_Stored entries_.
++++++++

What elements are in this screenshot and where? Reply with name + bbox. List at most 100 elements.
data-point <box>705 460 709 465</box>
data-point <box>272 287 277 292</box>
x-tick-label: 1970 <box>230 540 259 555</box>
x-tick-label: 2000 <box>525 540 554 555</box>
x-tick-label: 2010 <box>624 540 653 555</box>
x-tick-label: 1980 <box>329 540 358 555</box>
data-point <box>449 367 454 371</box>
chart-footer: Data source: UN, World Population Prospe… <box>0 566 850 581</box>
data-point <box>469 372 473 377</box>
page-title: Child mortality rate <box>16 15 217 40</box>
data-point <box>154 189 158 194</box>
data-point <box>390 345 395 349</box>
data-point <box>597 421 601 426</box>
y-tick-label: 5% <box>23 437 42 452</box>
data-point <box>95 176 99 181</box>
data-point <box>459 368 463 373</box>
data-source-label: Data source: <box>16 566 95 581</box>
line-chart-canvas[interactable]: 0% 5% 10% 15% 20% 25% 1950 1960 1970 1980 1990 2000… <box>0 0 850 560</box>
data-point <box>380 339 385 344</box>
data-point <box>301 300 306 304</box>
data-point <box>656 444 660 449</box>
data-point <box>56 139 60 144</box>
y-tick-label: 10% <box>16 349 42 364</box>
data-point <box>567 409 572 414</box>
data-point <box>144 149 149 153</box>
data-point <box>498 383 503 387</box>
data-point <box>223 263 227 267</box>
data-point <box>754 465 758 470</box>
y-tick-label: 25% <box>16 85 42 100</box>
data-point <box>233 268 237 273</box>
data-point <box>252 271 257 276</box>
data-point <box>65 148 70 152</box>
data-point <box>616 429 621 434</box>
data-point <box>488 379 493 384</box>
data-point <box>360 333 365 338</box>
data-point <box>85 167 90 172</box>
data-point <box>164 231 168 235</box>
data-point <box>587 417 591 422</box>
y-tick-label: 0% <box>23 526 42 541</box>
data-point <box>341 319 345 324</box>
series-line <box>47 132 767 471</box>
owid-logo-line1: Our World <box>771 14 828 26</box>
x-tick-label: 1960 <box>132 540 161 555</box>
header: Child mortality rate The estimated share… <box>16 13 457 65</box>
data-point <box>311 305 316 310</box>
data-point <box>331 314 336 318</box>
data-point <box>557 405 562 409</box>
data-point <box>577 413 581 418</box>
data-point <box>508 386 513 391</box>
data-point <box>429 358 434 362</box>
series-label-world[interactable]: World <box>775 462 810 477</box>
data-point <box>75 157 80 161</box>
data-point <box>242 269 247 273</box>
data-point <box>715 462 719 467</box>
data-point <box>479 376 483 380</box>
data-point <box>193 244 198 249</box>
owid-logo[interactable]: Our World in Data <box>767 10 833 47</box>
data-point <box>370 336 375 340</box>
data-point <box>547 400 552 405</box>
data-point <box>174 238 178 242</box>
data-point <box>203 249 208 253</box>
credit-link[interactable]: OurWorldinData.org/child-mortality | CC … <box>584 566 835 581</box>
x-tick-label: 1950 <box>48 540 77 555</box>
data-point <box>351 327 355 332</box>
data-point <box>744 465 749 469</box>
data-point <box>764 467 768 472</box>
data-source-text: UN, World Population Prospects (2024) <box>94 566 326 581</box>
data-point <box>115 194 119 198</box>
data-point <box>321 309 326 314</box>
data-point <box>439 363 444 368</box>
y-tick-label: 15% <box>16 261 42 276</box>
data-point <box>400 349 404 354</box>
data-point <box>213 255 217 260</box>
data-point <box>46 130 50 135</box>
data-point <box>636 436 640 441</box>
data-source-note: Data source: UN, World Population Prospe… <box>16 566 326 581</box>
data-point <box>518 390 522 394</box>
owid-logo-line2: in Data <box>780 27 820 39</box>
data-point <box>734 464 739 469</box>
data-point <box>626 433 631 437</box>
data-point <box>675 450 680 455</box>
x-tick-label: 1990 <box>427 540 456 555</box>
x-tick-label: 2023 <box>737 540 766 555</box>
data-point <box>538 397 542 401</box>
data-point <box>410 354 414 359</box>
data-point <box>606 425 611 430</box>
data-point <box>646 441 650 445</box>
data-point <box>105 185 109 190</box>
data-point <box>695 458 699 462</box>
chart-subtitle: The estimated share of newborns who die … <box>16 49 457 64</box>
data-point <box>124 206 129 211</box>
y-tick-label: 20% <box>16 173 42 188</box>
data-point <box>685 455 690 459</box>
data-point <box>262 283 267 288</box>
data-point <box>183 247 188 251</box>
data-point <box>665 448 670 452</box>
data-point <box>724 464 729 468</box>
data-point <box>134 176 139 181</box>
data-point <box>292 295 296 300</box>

++++++++

_THE PROBLEM_. Copy the material word for word, from its first line through the line containing "x-tick-label: 2000 <box>525 540 554 555</box>", including both of those lines.

_OUTPUT FOR THIS TASK_.
What elements are in this screenshot and where? Reply with name + bbox. List at most 100 elements.
data-point <box>705 460 709 465</box>
data-point <box>272 287 277 292</box>
x-tick-label: 1970 <box>230 540 259 555</box>
x-tick-label: 2000 <box>525 540 554 555</box>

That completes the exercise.